--- BEGIN MATERIAL ---

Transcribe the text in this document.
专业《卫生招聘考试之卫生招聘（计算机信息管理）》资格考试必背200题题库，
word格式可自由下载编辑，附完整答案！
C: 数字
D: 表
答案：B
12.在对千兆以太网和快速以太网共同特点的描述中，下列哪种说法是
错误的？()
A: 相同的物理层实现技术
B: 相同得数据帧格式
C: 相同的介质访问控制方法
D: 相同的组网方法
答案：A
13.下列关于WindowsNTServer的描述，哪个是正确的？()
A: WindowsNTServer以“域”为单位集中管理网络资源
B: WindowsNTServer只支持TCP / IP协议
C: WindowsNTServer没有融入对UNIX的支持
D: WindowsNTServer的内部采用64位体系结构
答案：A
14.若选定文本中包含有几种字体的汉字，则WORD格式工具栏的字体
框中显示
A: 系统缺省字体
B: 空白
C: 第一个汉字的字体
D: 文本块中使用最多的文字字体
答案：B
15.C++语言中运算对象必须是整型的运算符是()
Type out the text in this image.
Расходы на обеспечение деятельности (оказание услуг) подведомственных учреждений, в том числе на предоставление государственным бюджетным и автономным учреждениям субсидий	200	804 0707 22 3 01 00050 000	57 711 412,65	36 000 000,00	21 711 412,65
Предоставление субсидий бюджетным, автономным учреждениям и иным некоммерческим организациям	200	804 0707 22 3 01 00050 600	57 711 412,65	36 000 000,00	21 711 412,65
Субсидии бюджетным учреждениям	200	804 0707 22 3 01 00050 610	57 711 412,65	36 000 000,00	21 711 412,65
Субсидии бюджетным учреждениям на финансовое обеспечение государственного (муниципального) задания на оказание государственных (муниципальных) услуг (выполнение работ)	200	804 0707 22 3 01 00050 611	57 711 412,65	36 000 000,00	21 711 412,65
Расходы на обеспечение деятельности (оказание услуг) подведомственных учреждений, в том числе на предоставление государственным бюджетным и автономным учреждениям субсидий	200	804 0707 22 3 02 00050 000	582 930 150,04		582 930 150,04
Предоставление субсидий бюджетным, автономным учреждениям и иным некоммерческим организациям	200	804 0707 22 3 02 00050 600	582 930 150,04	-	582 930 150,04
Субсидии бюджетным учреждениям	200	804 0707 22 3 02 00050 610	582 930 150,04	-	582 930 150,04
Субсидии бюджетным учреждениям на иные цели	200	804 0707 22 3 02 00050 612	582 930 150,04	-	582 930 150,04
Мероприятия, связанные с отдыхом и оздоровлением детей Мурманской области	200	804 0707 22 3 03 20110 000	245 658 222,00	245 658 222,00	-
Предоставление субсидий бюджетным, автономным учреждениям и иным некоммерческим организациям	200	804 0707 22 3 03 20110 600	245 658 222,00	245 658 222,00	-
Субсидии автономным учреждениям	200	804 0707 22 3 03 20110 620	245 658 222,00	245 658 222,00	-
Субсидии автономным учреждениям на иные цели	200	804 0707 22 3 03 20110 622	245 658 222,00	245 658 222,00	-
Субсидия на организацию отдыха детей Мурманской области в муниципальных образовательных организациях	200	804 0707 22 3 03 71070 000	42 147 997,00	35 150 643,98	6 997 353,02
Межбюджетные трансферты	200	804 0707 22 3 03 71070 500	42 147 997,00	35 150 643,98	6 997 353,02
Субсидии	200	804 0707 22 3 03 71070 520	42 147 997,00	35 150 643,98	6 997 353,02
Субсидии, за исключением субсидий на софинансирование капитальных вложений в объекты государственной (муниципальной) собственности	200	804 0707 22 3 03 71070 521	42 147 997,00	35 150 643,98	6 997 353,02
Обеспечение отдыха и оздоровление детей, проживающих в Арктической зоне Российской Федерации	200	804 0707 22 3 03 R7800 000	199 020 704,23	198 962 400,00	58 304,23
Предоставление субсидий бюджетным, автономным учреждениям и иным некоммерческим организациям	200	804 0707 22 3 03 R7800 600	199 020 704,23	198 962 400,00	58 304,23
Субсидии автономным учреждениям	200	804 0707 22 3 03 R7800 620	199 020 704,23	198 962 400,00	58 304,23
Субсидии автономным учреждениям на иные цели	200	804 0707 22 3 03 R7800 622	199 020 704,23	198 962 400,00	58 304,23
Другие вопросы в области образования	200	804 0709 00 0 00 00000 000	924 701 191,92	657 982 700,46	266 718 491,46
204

--- END MATERIAL ---

#### WRITTEN INSTRUCTION
Copy out the whole listing, exactly as written.

#### ANSWER
Transcribe the text in this document.
专业《卫生招聘考试之卫生招聘（计算机信息管理）》资格考试必背200题题库，
word格式可自由下载编辑，附完整答案！
C: 数字
D: 表
答案：B
12.在对千兆以太网和快速以太网共同特点的描述中，下列哪种说法是
错误的？()
A: 相同的物理层实现技术
B: 相同得数据帧格式
C: 相同的介质访问控制方法
D: 相同的组网方法
答案：A
13.下列关于WindowsNTServer的描述，哪个是正确的？()
A: WindowsNTServer以“域”为单位集中管理网络资源
B: WindowsNTServer只支持TCP / IP协议
C: WindowsNTServer没有融入对UNIX的支持
D: WindowsNTServer的内部采用64位体系结构
答案：A
14.若选定文本中包含有几种字体的汉字，则WORD格式工具栏的字体
框中显示
A: 系统缺省字体
B: 空白
C: 第一个汉字的字体
D: 文本块中使用最多的文字字体
答案：B
15.C++语言中运算对象必须是整型的运算符是()
Type out the text in this image.
Расходы на обеспечение деятельности (оказание услуг) подведомственных учреждений, в том числе на предоставление государственным бюджетным и автономным учреждениям субсидий	200	804 0707 22 3 01 00050 000	57 711 412,65	36 000 000,00	21 711 412,65
Предоставление субсидий бюджетным, автономным учреждениям и иным некоммерческим организациям	200	804 0707 22 3 01 00050 600	57 711 412,65	36 000 000,00	21 711 412,65
Субсидии бюджетным учреждениям	200	804 0707 22 3 01 00050 610	57 711 412,65	36 000 000,00	21 711 412,65
Субсидии бюджетным учреждениям на финансовое обеспечение государственного (муниципального) задания на оказание государственных (муниципальных) услуг (выполнение работ)	200	804 0707 22 3 01 00050 611	57 711 412,65	36 000 000,00	21 711 412,65
Расходы на обеспечение деятельности (оказание услуг) подведомственных учреждений, в том числе на предоставление государственным бюджетным и автономным учреждениям субсидий	200	804 0707 22 3 02 00050 000	582 930 150,04		582 930 150,04
Предоставление субсидий бюджетным, автономным учреждениям и иным некоммерческим организациям	200	804 0707 22 3 02 00050 600	582 930 150,04	-	582 930 150,04
Субсидии бюджетным учреждениям	200	804 0707 22 3 02 00050 610	582 930 150,04	-	582 930 150,04
Субсидии бюджетным учреждениям на иные цели	200	804 0707 22 3 02 00050 612	582 930 150,04	-	582 930 150,04
Мероприятия, связанные с отдыхом и оздоровлением детей Мурманской области	200	804 0707 22 3 03 20110 000	245 658 222,00	245 658 222,00	-
Предоставление субсидий бюджетным, автономным учреждениям и иным некоммерческим организациям	200	804 0707 22 3 03 20110 600	245 658 222,00	245 658 222,00	-
Субсидии автономным учреждениям	200	804 0707 22 3 03 20110 620	245 658 222,00	245 658 222,00	-
Субсидии автономным учреждениям на иные цели	200	804 0707 22 3 03 20110 622	245 658 222,00	245 658 222,00	-
Субсидия на организацию отдыха детей Мурманской области в муниципальных образовательных организациях	200	804 0707 22 3 03 71070 000	42 147 997,00	35 150 643,98	6 997 353,02
Межбюджетные трансферты	200	804 0707 22 3 03 71070 500	42 147 997,00	35 150 643,98	6 997 353,02
Субсидии	200	804 0707 22 3 03 71070 520	42 147 997,00	35 150 643,98	6 997 353,02
Субсидии, за исключением субсидий на софинансирование капитальных вложений в объекты государственной (муниципальной) собственности	200	804 0707 22 3 03 71070 521	42 147 997,00	35 150 643,98	6 997 353,02
Обеспечение отдыха и оздоровление детей, проживающих в Арктической зоне Российской Федерации	200	804 0707 22 3 03 R7800 000	199 020 704,23	198 962 400,00	58 304,23
Предоставление субсидий бюджетным, автономным учреждениям и иным некоммерческим организациям	200	804 0707 22 3 03 R7800 600	199 020 704,23	198 962 400,00	58 304,23
Субсидии автономным учреждениям	200	804 0707 22 3 03 R7800 620	199 020 704,23	198 962 400,00	58 304,23
Субсидии автономным учреждениям на иные цели	200	804 0707 22 3 03 R7800 622	199 020 704,23	198 962 400,00	58 304,23
Другие вопросы в области образования	200	804 0709 00 0 00 00000 000	924 701 191,92	657 982 700,46	266 718 491,46
204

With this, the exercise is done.